[Start of Records for this task]

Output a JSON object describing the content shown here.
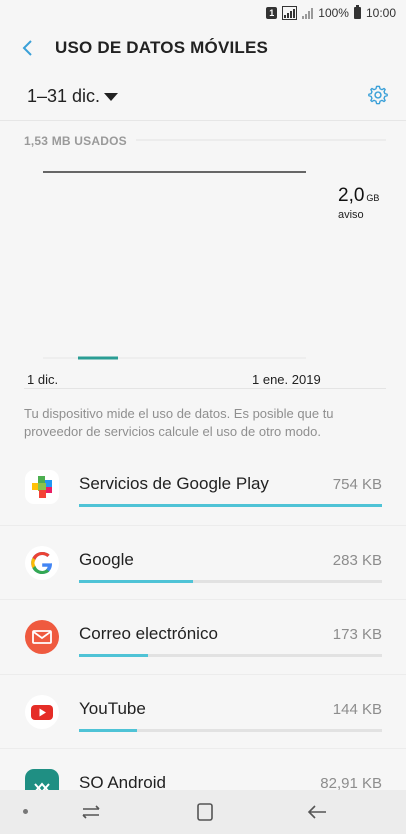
{
  "status_bar": {
    "sim": "1",
    "battery_text": "100%",
    "time": "10:00"
  },
  "header": {
    "title": "USO DE DATOS MÓVILES"
  },
  "period": {
    "label": "1–31 dic."
  },
  "usage": {
    "used_label": "1,53 MB USADOS",
    "warning_value": "2,0",
    "warning_unit": "GB",
    "warning_label": "aviso",
    "start_date": "1 dic.",
    "end_date": "1 ene. 2019"
  },
  "note": "Tu dispositivo mide el uso de datos. Es posible que tu proveedor de servicios calcule el uso de otro modo.",
  "apps": [
    {
      "name": "Servicios de Google Play",
      "size": "754 KB",
      "fraction": 1.0,
      "icon": "google-play-services-icon"
    },
    {
      "name": "Google",
      "size": "283 KB",
      "fraction": 0.375,
      "icon": "google-icon"
    },
    {
      "name": "Correo electrónico",
      "size": "173 KB",
      "fraction": 0.229,
      "icon": "email-icon"
    },
    {
      "name": "YouTube",
      "size": "144 KB",
      "fraction": 0.191,
      "icon": "youtube-icon"
    },
    {
      "name": "SO Android",
      "size": "82,91 KB",
      "fraction": 0.11,
      "icon": "android-os-icon"
    }
  ],
  "colors": {
    "accent": "#4fc3d6",
    "usage_line": "#2a9d94"
  }
}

[End of Records for this task]

▸ What you need to do: Find all the lines containing "size" in the material, then copy them.

▸ Response to the task:
      "size": "754 KB",
      "size": "283 KB",
      "size": "173 KB",
      "size": "144 KB",
      "size": "82,91 KB",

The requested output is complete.